-- START OF DATA EXTRACT --
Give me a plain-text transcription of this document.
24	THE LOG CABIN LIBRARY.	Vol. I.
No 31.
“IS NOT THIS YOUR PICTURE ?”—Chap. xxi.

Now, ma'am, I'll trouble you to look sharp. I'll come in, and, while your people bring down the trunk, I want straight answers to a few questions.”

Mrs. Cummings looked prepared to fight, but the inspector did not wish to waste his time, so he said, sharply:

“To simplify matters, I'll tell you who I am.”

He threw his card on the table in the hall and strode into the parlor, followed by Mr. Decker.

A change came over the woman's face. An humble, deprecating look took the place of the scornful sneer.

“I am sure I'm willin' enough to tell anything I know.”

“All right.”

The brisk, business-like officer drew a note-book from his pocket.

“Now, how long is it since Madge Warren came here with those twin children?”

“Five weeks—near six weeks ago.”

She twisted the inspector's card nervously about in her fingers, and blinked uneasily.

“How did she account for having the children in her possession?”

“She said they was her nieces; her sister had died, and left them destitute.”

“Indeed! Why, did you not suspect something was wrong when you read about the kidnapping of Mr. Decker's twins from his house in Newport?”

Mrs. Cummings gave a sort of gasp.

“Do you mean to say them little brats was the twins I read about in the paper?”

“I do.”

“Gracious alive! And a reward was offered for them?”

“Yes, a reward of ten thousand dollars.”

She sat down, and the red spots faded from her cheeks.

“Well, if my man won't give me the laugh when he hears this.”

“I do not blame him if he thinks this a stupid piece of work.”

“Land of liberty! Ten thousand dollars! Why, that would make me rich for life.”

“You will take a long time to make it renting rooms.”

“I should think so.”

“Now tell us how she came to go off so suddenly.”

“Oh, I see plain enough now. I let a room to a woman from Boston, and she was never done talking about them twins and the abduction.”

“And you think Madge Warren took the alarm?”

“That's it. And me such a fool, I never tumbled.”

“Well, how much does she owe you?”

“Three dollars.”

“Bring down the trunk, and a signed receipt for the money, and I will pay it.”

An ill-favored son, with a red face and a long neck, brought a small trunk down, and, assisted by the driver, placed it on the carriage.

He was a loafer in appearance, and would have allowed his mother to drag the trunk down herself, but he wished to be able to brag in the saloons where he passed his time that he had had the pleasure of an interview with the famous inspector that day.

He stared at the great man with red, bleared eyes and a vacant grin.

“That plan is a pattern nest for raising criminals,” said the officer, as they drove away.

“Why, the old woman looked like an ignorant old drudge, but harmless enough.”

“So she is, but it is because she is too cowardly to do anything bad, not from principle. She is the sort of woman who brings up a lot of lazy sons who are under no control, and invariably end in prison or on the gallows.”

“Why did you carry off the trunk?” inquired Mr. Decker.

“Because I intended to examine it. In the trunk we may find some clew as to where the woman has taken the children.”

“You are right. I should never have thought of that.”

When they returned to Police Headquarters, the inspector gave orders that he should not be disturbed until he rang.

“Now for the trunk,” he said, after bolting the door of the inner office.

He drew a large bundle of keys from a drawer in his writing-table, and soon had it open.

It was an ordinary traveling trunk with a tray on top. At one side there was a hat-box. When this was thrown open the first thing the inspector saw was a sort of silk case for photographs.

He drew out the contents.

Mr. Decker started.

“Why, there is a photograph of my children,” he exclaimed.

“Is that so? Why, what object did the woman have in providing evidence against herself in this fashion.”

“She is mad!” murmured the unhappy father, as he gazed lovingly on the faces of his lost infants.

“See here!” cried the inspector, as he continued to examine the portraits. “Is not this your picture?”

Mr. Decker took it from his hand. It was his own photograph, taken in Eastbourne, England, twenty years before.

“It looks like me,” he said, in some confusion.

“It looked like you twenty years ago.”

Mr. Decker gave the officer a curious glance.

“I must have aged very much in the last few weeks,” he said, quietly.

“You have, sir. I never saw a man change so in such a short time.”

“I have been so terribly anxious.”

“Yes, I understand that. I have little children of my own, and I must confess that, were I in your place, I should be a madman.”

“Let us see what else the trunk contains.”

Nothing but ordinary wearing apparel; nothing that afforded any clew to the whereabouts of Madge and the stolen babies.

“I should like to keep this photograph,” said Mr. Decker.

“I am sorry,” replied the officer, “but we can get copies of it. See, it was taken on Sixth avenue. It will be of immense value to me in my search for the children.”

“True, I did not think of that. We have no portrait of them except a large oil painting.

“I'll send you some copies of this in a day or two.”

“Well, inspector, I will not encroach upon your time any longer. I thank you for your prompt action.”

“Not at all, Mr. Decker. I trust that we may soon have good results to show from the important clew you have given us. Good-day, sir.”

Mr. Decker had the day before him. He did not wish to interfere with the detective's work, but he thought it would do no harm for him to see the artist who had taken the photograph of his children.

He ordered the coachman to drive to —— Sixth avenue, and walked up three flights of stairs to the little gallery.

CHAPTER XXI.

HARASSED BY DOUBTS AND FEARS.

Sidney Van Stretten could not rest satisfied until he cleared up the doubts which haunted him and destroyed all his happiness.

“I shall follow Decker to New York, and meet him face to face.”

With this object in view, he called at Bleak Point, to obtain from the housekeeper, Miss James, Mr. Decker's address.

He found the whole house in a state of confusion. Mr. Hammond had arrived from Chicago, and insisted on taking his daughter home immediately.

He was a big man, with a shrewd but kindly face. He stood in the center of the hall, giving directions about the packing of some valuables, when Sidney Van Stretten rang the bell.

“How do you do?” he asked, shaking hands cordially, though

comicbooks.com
-- END OF DATA EXTRACT --
→ GIVEN PROBLEM:
Pick out lines containing the word "object", each one as written.

→ WORKED ANSWER:
“Is that so? Why, what object did the woman have in providing evidence against herself in this fashion.”
With this object in view, he called at Bleak Point, to obtain from the housekeeper, Miss James, Mr. Decker's address.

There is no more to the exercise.